> _Task description_
Report each line in the records below that contains the string "city", copying every such line in full. Treat uppercase and lowercase as different when matching.
┄┄┄┄┄┄┄┄┄┄
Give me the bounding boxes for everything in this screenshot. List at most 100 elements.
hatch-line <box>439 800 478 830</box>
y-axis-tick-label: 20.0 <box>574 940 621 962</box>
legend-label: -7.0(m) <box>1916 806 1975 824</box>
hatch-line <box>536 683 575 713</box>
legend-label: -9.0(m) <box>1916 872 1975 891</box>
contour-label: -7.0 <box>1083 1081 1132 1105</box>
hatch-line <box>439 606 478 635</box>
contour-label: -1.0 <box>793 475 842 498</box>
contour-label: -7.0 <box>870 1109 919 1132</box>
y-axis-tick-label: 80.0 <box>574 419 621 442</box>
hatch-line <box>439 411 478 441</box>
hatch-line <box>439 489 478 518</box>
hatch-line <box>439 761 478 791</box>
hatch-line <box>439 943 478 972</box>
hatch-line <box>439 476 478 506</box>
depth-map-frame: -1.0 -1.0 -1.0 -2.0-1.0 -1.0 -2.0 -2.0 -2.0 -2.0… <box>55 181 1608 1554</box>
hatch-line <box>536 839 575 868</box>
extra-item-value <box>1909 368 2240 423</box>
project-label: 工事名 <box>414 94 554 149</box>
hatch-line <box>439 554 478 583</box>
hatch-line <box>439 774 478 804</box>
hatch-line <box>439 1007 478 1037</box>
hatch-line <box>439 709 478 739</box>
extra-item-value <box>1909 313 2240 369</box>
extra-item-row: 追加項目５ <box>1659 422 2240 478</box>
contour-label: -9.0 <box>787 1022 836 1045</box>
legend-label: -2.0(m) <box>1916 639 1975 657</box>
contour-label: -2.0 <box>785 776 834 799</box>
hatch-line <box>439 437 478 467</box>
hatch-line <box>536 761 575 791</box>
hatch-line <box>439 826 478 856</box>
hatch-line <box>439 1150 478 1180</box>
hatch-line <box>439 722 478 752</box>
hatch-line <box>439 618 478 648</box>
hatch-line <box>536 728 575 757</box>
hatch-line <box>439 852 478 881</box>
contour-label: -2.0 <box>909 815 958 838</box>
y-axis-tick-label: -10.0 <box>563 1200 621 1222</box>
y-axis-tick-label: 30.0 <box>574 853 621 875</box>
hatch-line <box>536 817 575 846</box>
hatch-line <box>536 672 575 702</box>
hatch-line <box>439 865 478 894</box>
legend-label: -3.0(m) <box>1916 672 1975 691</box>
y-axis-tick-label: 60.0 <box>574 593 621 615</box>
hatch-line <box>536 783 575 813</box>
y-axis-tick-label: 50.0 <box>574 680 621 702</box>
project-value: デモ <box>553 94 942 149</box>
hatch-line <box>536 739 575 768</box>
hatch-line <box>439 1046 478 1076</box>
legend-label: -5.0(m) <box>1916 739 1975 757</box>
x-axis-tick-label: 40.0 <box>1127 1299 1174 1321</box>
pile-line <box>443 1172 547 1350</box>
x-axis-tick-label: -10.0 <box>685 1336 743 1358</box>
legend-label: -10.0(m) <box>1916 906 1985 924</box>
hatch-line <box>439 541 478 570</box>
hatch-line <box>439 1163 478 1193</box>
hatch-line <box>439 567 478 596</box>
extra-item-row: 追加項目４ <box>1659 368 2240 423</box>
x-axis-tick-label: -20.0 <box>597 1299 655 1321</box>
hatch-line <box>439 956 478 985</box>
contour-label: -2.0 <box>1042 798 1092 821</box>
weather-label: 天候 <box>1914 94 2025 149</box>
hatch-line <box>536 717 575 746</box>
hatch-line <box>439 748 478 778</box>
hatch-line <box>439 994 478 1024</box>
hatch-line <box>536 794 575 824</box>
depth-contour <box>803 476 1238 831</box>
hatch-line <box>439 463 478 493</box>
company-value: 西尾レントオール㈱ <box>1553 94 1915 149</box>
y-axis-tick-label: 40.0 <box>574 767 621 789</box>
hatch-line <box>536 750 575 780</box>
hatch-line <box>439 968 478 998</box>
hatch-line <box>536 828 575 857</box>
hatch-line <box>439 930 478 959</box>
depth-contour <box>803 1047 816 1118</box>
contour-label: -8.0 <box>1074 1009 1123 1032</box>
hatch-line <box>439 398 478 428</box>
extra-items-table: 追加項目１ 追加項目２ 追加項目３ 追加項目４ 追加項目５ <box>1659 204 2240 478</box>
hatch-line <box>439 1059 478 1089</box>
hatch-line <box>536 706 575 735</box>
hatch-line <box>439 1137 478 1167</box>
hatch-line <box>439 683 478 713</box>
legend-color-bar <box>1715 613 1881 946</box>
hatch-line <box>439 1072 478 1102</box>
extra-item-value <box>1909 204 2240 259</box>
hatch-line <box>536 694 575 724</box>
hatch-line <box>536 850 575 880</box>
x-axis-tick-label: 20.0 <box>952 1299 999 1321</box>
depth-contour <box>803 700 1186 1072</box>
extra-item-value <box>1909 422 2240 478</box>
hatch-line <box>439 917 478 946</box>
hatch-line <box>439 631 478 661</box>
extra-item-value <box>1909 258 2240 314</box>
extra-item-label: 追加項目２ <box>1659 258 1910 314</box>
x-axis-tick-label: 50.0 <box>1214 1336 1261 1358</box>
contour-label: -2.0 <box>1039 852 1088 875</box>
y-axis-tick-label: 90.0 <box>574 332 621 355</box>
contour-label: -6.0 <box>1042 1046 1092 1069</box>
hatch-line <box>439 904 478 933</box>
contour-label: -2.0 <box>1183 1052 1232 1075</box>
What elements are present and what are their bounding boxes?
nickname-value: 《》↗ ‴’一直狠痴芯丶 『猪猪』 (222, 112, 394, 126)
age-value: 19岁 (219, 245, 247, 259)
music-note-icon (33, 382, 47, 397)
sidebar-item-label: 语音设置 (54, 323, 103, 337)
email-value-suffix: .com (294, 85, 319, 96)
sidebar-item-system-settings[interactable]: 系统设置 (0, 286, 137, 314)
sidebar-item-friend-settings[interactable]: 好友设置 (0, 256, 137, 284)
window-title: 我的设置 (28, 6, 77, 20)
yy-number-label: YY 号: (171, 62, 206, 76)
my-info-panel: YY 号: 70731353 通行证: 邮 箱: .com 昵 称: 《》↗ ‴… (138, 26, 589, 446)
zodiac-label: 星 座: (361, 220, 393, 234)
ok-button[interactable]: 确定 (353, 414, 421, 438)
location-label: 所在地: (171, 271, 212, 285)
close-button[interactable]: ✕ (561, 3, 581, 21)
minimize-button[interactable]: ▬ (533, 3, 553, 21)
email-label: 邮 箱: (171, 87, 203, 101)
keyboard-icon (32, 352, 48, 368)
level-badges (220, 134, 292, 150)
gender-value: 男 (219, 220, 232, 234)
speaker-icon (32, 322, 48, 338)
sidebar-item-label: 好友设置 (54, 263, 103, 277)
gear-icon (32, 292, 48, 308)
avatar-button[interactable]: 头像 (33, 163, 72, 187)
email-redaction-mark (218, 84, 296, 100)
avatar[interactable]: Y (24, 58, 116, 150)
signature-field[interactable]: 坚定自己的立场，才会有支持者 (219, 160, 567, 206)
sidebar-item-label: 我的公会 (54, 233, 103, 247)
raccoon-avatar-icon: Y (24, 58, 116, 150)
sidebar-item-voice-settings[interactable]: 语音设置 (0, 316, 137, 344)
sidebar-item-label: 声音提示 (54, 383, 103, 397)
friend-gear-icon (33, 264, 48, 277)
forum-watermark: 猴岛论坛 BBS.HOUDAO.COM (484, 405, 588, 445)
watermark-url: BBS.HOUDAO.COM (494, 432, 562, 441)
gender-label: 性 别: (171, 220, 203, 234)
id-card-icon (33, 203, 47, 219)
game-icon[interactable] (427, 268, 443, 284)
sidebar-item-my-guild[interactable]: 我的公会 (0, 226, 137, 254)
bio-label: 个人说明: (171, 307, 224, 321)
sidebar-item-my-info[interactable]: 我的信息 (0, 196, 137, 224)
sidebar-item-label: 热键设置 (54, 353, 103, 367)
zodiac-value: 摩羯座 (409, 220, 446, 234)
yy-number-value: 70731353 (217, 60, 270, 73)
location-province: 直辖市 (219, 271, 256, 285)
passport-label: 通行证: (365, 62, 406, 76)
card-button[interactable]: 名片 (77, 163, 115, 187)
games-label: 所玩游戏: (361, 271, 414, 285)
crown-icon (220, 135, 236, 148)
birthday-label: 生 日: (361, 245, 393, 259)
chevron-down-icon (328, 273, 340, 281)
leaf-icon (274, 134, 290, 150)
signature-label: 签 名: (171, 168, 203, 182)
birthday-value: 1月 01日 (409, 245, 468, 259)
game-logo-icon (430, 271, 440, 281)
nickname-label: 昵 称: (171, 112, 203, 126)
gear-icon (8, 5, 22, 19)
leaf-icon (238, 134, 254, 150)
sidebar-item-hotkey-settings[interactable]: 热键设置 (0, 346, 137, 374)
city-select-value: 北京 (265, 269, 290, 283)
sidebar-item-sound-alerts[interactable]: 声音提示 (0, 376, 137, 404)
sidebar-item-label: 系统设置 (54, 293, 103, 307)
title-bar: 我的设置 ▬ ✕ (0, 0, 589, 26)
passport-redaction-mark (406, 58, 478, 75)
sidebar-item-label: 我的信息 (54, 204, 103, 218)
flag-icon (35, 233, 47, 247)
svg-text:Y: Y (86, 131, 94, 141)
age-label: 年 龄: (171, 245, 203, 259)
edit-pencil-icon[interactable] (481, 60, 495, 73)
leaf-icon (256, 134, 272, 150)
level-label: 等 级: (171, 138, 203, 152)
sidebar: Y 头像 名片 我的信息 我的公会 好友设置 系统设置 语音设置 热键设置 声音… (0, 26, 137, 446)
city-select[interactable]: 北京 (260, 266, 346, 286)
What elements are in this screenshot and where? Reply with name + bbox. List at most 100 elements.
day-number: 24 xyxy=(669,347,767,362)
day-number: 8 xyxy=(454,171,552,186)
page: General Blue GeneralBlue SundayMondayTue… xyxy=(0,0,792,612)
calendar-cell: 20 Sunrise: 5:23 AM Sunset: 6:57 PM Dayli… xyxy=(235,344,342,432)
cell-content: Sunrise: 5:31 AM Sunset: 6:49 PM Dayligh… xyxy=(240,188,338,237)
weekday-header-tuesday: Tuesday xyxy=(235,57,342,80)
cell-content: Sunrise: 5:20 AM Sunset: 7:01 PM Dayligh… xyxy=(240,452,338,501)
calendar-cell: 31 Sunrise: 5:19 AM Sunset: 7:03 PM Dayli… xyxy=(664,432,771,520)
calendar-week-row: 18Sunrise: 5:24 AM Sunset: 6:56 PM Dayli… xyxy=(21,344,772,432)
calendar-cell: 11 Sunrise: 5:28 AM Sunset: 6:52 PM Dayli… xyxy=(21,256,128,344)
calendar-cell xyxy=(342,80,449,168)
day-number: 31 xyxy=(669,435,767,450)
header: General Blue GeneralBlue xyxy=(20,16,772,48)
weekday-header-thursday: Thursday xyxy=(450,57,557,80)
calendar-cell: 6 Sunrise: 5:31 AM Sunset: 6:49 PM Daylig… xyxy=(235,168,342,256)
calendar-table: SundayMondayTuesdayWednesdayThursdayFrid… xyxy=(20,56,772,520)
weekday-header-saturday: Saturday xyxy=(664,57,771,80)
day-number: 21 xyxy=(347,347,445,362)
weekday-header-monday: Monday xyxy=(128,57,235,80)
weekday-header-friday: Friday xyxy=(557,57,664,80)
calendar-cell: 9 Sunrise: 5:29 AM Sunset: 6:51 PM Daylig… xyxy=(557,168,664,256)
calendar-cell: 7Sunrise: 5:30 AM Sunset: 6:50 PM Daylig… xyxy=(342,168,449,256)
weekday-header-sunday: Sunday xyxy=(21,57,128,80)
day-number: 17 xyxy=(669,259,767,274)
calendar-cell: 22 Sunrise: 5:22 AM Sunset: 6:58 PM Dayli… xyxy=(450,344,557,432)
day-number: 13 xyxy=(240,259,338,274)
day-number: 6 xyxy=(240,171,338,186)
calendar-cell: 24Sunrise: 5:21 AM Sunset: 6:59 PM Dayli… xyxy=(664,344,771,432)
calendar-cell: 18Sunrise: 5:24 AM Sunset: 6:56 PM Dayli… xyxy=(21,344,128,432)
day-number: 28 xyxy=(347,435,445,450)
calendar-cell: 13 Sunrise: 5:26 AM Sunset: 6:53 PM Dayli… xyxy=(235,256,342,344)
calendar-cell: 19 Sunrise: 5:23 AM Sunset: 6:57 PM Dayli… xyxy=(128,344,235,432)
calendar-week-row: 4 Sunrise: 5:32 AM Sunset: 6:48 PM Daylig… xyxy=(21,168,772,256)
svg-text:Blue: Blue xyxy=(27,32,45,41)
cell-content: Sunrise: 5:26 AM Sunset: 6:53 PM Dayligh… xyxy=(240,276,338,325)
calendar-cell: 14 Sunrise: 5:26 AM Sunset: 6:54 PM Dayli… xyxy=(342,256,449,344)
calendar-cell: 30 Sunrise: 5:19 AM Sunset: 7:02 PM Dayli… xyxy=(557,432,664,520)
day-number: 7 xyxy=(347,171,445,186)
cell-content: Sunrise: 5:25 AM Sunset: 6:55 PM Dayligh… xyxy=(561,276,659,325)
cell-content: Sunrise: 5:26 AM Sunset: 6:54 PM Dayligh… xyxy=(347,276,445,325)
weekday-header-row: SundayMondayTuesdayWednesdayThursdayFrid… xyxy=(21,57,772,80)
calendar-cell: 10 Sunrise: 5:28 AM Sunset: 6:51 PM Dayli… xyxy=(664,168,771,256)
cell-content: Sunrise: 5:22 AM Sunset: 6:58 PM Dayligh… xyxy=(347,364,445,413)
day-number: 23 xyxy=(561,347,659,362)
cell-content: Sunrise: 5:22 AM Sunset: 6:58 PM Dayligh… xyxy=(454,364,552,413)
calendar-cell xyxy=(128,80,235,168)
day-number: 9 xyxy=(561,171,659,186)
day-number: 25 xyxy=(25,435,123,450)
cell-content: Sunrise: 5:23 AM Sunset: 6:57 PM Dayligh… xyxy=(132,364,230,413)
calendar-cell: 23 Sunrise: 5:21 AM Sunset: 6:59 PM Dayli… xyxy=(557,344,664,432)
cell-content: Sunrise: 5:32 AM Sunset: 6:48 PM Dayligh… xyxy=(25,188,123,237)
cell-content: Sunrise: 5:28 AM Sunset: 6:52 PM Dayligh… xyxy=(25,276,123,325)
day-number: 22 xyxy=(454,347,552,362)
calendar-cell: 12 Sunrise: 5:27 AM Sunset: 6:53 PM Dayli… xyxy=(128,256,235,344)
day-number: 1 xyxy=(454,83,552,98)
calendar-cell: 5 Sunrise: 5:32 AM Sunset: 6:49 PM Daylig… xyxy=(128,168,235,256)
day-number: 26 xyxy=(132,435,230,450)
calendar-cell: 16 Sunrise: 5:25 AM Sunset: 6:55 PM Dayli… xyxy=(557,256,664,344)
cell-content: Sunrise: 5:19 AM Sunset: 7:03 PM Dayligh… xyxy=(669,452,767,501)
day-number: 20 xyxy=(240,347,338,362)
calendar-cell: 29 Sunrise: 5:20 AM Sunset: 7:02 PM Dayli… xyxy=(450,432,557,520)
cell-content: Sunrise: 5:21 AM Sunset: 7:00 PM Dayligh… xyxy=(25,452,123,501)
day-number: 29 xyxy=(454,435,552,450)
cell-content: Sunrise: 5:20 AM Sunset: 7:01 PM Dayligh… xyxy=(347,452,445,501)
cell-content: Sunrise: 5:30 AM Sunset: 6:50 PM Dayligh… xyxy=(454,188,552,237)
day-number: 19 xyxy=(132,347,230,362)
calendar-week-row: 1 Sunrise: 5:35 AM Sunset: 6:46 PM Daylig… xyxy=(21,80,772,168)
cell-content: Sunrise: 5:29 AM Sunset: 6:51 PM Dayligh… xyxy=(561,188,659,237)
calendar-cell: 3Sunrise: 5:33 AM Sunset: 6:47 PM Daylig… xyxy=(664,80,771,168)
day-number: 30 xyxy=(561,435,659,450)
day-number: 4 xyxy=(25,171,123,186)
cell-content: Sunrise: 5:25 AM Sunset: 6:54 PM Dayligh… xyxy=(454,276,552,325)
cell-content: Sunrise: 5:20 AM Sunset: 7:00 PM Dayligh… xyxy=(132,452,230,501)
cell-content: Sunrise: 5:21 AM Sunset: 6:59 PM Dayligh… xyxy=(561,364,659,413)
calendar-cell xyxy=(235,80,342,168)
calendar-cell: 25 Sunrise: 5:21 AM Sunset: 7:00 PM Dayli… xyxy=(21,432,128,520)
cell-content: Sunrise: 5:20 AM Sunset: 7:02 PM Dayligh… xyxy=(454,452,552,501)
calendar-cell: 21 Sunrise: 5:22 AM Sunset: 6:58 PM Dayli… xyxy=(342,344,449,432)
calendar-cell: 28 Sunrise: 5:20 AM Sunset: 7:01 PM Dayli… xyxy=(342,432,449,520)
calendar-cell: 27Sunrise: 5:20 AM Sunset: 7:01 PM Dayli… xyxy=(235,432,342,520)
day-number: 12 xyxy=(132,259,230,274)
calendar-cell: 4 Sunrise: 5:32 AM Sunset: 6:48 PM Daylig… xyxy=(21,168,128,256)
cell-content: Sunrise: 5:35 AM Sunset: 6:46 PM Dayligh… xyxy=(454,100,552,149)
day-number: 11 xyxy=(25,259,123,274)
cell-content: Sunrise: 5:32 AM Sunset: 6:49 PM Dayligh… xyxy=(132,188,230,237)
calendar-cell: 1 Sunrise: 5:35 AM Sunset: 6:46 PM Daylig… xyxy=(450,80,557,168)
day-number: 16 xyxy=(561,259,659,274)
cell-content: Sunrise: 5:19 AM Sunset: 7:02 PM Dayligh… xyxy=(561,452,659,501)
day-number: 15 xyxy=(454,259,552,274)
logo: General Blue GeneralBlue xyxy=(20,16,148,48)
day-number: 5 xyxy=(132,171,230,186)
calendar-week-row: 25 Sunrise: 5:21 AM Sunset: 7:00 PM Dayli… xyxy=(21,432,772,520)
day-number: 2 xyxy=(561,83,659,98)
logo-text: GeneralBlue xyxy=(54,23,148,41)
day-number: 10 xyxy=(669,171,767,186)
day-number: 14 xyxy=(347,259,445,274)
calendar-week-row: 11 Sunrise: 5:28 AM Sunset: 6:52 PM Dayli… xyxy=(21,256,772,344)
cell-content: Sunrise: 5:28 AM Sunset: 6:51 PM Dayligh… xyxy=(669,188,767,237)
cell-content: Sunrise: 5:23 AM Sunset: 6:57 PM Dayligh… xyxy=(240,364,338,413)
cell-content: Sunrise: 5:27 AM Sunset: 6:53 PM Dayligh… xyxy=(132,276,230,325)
┄┄┄┄┄┄┄┄┄┄
> _Exercise answer_
city-select-value: 北京 (265, 269, 290, 283)
city-select[interactable]: 北京 (260, 266, 346, 286)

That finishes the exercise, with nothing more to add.